EXERCISE GOAL
Rewrite the part that opens with the line containing "hint-label: VORHERIGES MENÜ" and closes with the line containing "page-title-icon <box>226 70 282 126</box>", changing "hint-separator" to "hint-divider" and keeping every other character as it is.

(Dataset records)
--- BEGIN ---
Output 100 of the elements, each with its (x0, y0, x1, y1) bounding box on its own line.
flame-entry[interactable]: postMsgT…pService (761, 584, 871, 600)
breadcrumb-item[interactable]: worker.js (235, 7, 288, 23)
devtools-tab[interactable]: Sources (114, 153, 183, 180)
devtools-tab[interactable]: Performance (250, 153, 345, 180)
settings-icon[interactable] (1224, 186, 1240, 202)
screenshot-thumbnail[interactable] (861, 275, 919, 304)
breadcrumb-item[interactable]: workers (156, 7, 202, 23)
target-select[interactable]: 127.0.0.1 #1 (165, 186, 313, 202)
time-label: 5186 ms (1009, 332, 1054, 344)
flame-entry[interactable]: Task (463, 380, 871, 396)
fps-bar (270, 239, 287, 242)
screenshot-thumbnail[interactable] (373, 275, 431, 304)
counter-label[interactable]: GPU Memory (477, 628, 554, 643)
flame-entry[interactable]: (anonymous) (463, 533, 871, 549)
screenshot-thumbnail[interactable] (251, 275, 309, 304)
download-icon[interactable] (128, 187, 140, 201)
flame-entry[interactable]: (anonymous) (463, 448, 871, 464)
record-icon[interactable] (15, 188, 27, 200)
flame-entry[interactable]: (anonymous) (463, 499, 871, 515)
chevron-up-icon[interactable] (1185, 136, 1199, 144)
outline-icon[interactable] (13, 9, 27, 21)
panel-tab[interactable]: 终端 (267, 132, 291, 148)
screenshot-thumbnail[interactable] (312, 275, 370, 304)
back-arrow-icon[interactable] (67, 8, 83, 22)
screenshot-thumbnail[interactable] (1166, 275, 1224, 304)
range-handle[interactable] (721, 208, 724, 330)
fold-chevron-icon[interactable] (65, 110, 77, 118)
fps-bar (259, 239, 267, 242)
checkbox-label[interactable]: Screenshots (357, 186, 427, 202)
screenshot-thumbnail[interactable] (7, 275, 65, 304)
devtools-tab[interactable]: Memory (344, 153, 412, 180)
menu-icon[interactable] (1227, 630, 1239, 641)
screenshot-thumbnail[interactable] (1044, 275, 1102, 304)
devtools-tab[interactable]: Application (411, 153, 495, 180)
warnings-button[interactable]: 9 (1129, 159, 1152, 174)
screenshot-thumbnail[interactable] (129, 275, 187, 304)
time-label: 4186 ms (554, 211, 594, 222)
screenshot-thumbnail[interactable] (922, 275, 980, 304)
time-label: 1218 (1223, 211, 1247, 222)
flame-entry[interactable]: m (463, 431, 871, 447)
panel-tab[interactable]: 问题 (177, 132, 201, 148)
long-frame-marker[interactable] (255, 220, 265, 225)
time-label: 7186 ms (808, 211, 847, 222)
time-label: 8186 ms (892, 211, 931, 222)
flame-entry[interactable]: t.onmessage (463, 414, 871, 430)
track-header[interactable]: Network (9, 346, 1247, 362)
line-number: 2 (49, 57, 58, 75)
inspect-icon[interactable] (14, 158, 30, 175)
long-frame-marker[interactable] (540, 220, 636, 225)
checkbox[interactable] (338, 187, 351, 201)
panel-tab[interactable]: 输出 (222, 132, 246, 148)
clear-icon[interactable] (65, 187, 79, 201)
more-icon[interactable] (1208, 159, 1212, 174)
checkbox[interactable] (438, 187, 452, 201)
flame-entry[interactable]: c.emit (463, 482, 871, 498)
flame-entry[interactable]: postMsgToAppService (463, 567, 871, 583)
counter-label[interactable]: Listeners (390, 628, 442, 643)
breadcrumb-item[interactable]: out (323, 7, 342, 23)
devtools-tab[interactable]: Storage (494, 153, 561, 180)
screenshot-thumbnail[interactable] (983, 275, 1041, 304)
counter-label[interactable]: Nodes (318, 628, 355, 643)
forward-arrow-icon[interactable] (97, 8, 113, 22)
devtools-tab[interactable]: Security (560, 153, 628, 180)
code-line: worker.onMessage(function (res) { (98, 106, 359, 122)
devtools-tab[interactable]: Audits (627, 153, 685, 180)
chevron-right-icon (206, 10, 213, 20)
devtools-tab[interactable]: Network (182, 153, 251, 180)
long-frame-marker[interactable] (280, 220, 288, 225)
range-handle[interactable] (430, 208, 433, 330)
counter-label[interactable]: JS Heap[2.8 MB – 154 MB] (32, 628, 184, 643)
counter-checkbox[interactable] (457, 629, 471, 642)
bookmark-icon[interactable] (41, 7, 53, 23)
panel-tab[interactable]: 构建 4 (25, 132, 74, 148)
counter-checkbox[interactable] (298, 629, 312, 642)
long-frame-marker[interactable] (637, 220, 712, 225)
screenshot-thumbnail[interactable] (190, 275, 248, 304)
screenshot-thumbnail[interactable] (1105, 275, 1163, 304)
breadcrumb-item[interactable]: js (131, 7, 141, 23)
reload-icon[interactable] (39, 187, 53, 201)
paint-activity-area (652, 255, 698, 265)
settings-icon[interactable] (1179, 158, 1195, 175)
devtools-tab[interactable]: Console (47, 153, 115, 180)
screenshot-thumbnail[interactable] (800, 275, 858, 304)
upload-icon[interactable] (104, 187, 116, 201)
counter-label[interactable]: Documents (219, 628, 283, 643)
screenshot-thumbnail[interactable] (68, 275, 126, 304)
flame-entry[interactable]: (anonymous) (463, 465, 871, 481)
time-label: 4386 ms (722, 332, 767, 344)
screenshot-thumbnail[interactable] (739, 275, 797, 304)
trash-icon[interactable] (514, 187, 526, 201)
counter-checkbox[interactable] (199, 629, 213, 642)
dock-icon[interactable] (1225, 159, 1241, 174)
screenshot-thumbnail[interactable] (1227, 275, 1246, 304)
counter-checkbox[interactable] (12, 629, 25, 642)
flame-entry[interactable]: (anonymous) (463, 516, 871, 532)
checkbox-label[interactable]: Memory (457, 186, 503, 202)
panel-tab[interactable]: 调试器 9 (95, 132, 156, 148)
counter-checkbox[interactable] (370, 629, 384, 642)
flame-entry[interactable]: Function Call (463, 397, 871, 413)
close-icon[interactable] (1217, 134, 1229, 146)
--- END ---
--- BEGIN ---
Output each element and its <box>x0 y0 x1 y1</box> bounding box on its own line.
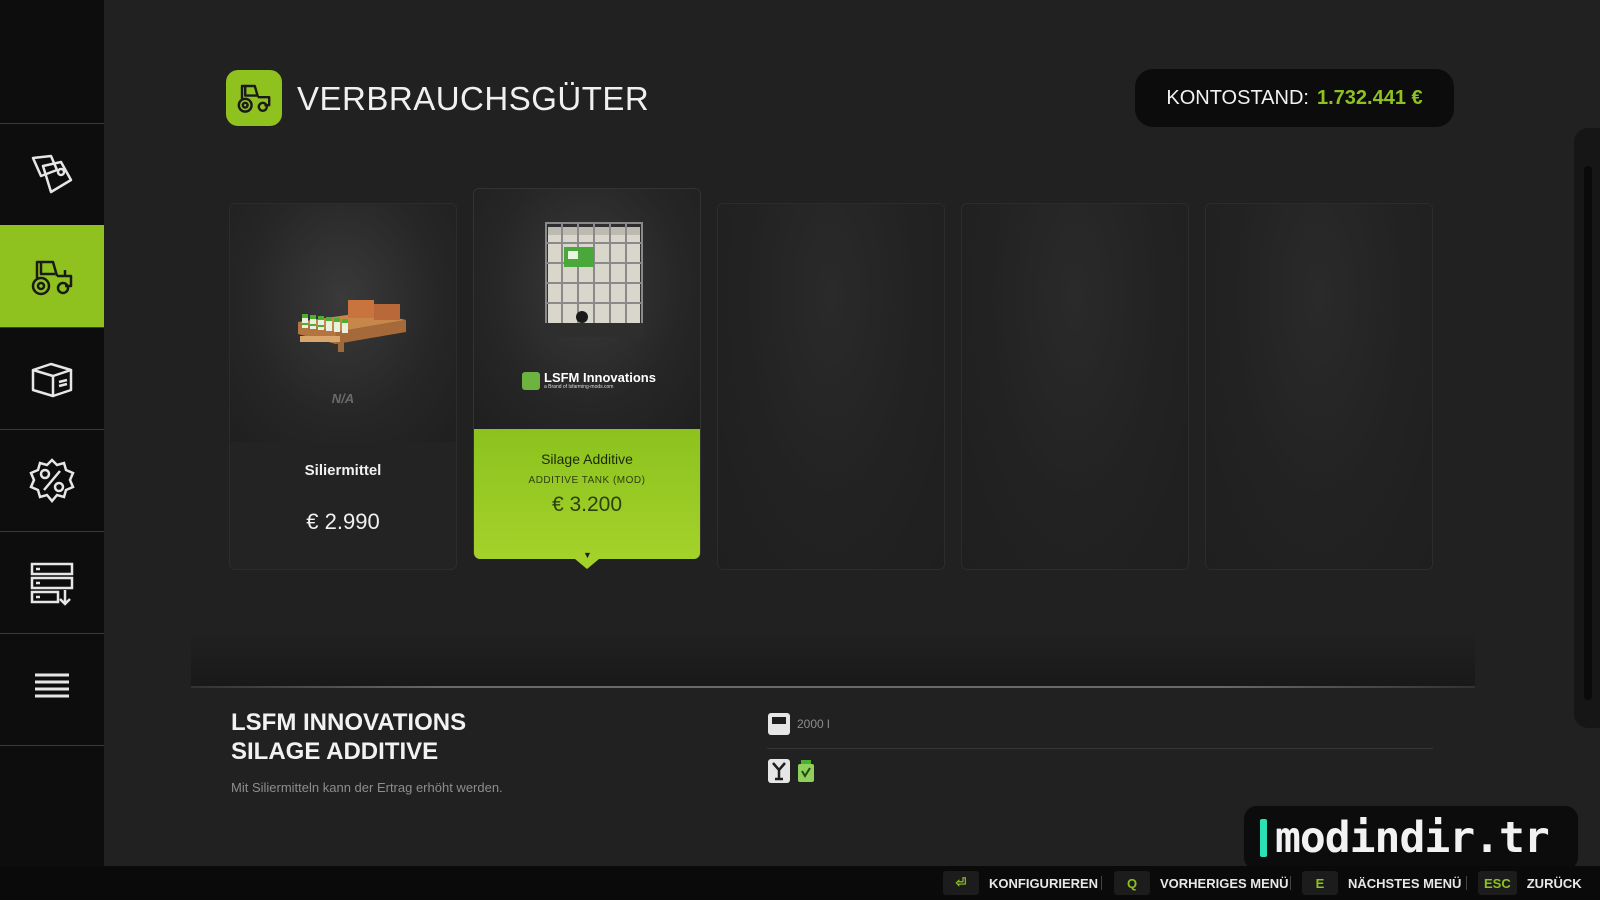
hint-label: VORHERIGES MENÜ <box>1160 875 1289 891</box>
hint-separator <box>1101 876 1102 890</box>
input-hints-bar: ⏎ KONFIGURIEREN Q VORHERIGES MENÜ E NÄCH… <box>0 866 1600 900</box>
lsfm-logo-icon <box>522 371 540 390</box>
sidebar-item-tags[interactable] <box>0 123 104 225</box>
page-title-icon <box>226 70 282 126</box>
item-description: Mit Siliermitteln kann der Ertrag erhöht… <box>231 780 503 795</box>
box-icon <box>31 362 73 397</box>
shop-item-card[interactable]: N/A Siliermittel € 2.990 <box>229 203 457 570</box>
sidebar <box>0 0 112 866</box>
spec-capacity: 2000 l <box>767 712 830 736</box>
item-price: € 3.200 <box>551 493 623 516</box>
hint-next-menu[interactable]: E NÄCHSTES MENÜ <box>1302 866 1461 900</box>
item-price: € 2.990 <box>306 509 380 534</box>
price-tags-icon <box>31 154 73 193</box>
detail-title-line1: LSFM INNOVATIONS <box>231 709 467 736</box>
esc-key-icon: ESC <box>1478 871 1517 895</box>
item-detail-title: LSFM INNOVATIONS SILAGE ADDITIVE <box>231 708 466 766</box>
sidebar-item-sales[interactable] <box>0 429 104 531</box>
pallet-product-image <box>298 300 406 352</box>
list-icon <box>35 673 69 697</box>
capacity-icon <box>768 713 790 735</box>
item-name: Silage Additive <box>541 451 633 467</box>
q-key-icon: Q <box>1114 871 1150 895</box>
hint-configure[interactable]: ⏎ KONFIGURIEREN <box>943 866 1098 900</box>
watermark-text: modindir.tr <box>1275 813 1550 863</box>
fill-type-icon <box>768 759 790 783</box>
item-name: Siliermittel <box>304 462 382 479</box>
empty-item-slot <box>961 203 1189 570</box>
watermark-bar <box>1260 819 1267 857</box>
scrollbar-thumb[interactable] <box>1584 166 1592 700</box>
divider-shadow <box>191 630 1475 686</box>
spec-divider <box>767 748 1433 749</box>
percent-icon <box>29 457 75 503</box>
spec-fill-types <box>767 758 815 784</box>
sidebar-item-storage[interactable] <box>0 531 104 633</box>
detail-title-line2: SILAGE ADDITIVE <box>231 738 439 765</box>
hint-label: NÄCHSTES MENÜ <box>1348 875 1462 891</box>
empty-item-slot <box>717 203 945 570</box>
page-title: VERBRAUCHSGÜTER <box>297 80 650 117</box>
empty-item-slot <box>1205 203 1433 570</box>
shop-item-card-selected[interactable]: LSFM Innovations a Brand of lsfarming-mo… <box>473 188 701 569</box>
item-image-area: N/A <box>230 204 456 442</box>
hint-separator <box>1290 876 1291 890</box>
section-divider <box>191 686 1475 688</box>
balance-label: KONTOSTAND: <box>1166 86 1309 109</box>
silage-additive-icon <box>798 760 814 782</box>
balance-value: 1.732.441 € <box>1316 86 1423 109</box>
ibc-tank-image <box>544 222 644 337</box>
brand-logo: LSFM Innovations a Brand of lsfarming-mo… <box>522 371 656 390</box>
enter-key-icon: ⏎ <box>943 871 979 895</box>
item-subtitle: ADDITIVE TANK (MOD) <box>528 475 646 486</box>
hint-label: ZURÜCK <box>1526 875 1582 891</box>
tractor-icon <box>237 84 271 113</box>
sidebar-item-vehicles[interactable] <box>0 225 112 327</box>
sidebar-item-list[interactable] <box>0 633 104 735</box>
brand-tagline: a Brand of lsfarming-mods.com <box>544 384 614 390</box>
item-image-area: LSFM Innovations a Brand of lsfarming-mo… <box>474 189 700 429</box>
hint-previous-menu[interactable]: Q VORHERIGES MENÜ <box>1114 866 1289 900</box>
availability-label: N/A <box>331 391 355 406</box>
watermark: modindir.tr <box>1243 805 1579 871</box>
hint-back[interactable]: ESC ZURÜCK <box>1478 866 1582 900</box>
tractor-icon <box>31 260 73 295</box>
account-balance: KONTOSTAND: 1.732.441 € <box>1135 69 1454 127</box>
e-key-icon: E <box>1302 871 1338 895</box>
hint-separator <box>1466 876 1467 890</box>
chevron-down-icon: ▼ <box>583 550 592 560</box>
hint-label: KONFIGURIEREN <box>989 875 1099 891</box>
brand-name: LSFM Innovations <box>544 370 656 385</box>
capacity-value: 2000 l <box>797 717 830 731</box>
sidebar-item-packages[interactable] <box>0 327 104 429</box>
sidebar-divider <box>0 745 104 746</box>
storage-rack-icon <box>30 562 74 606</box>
--- END ---
THE OUTPUT
hint-label: VORHERIGES MENÜ <box>1160 875 1289 891</box>
hint-divider <box>1101 876 1102 890</box>
input-hints-bar: ⏎ KONFIGURIEREN Q VORHERIGES MENÜ E NÄCH… <box>0 866 1600 900</box>
lsfm-logo-icon <box>522 371 540 390</box>
sidebar-item-tags[interactable] <box>0 123 104 225</box>
page-title-icon <box>226 70 282 126</box>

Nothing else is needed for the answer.